### [Exercise aim]
Reproduce the listing below character for character; drop every image.

(Data records)
* * *

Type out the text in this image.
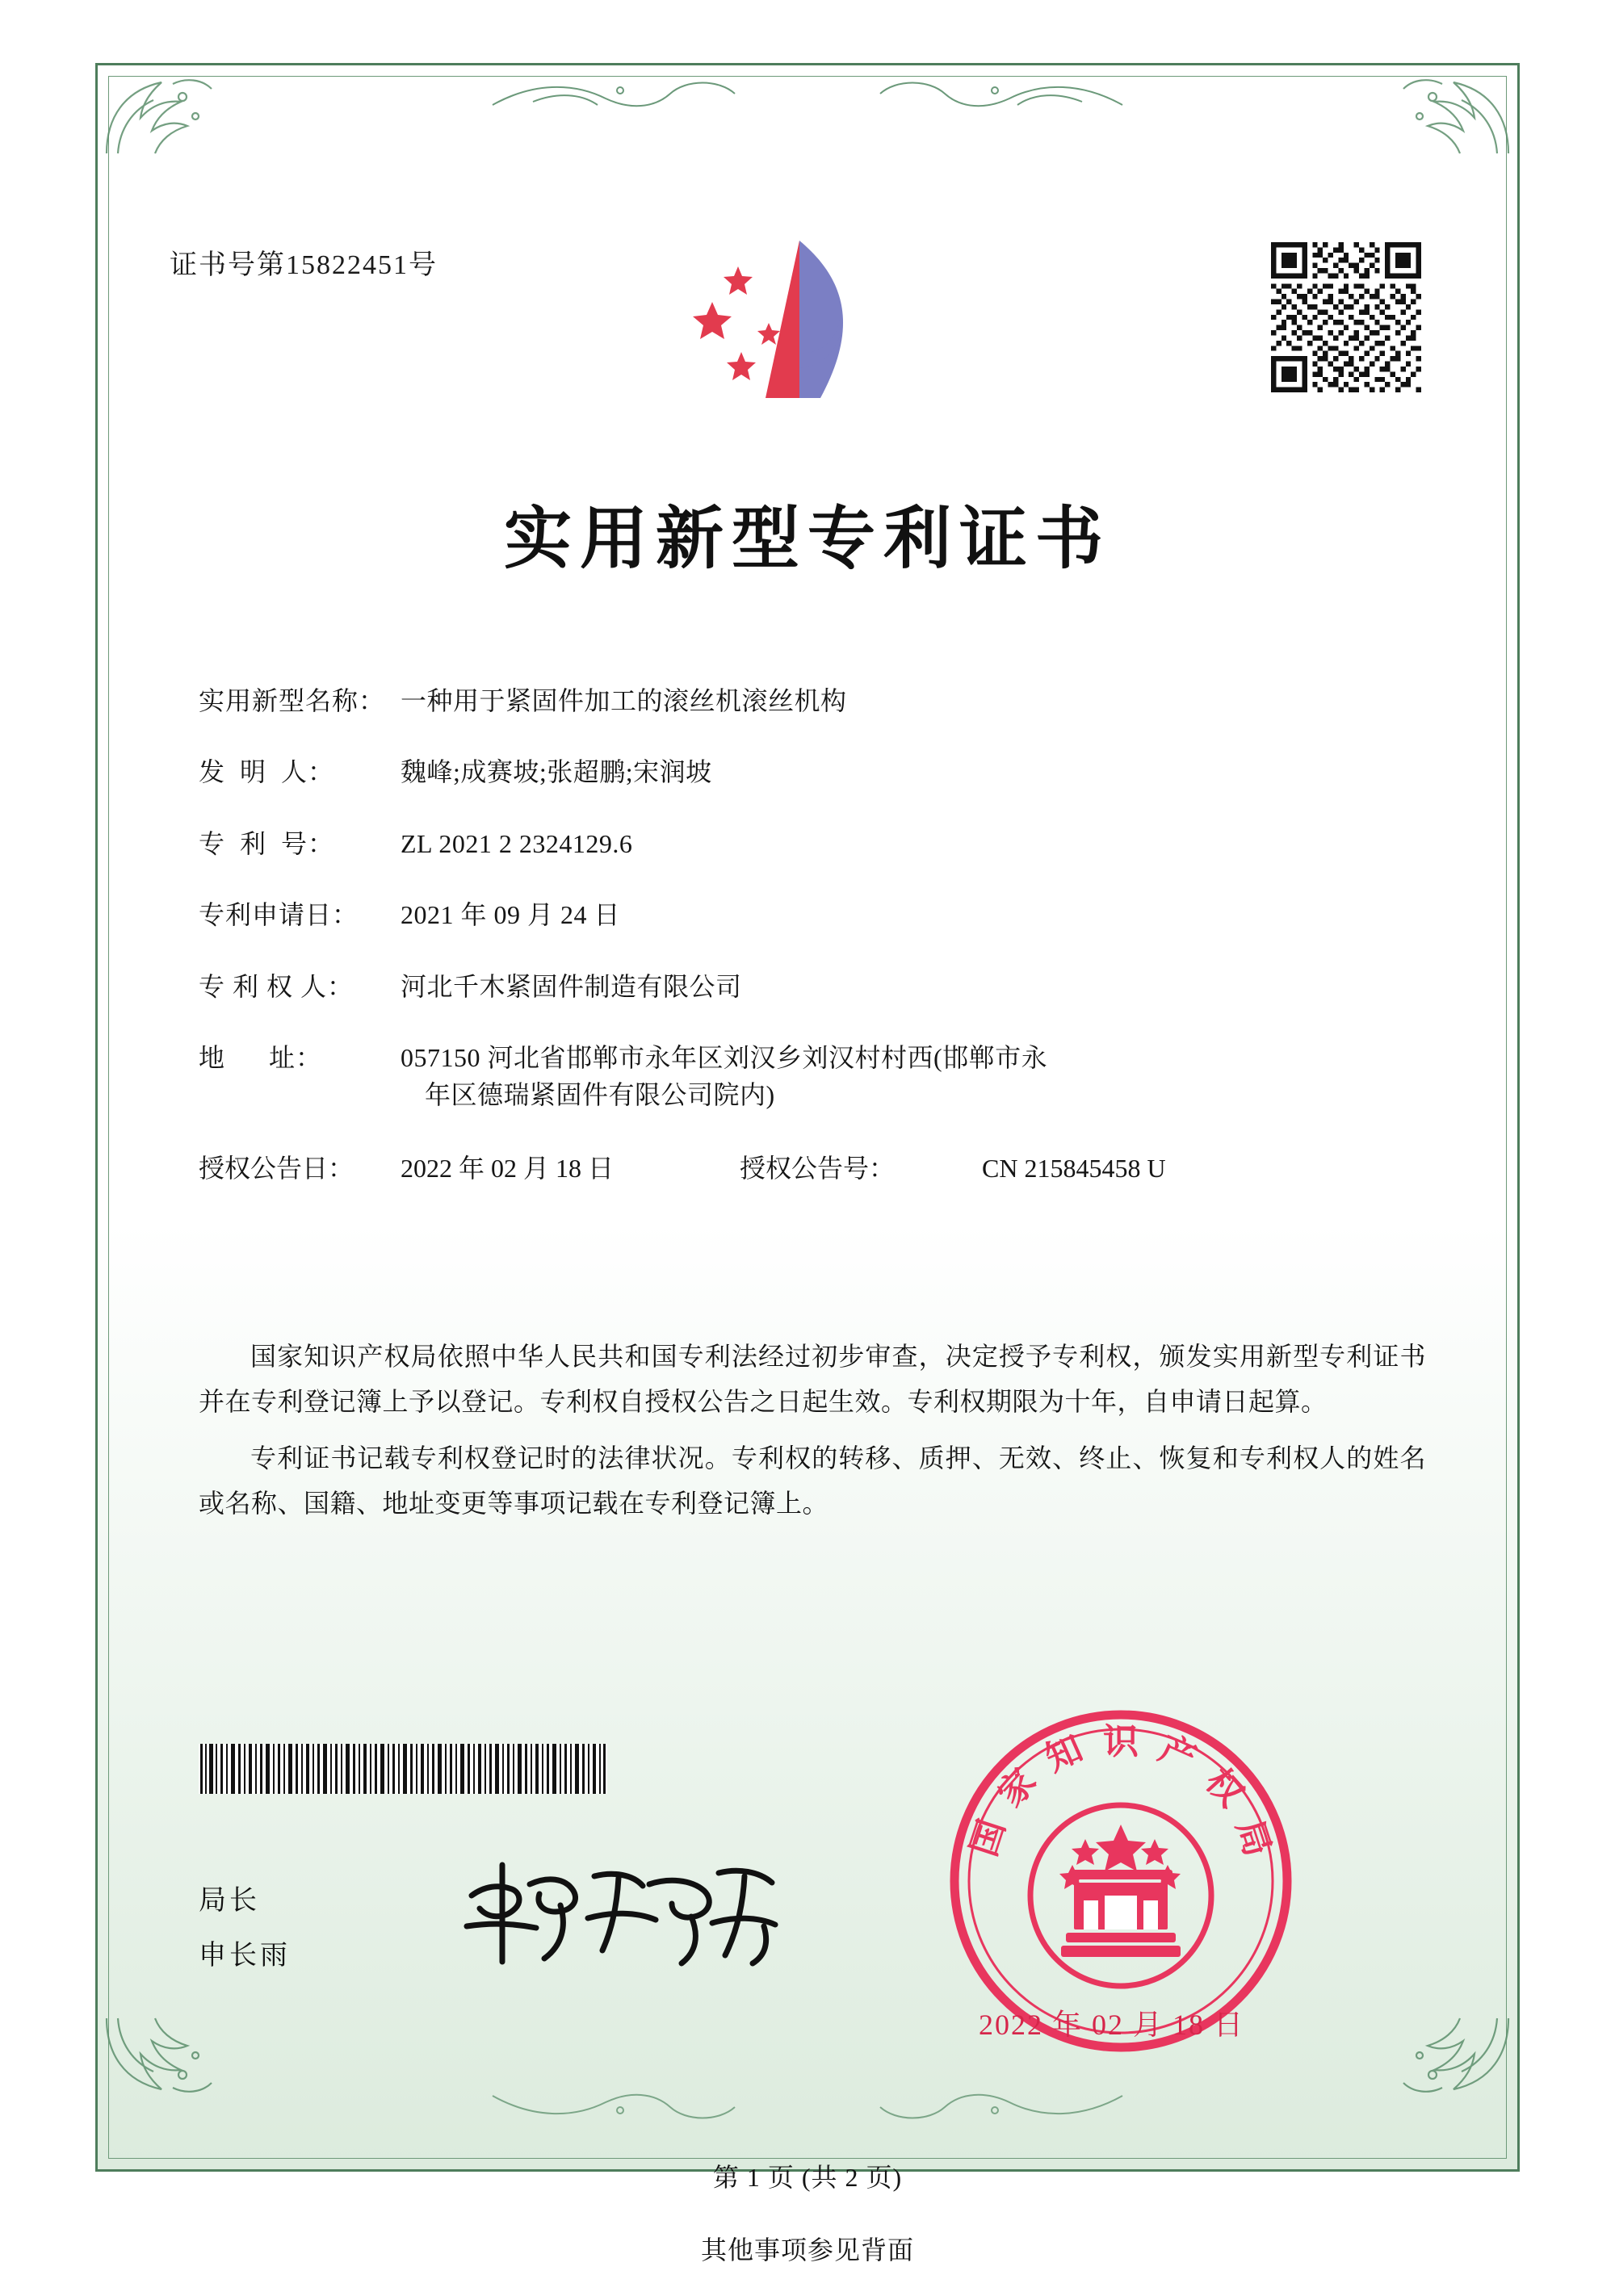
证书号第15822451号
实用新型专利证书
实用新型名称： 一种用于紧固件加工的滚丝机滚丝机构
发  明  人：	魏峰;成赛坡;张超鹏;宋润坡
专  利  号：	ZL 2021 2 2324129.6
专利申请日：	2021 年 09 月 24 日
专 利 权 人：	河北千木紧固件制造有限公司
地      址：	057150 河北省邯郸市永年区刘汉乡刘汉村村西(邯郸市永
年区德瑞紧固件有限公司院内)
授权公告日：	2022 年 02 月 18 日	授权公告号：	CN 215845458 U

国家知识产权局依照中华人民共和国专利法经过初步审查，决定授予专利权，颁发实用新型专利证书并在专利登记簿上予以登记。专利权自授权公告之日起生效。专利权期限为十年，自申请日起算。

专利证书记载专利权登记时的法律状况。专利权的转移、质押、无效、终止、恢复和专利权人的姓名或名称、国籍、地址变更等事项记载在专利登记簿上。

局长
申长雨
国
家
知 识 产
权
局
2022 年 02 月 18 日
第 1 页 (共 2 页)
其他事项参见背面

* * *

### [Exercise answer]
Type out the text in this image.
证书号第15822451号
实用新型专利证书
实用新型名称： 一种用于紧固件加工的滚丝机滚丝机构
发  明  人：	魏峰;成赛坡;张超鹏;宋润坡
专  利  号：	ZL 2021 2 2324129.6
专利申请日：	2021 年 09 月 24 日
专 利 权 人：	河北千木紧固件制造有限公司
地      址：	057150 河北省邯郸市永年区刘汉乡刘汉村村西(邯郸市永
年区德瑞紧固件有限公司院内)
授权公告日：	2022 年 02 月 18 日	授权公告号：	CN 215845458 U

国家知识产权局依照中华人民共和国专利法经过初步审查，决定授予专利权，颁发实用新型专利证书并在专利登记簿上予以登记。专利权自授权公告之日起生效。专利权期限为十年，自申请日起算。

专利证书记载专利权登记时的法律状况。专利权的转移、质押、无效、终止、恢复和专利权人的姓名或名称、国籍、地址变更等事项记载在专利登记簿上。

局长
申长雨
国
家
知 识 产
权
局
2022 年 02 月 18 日
第 1 页 (共 2 页)
其他事项参见背面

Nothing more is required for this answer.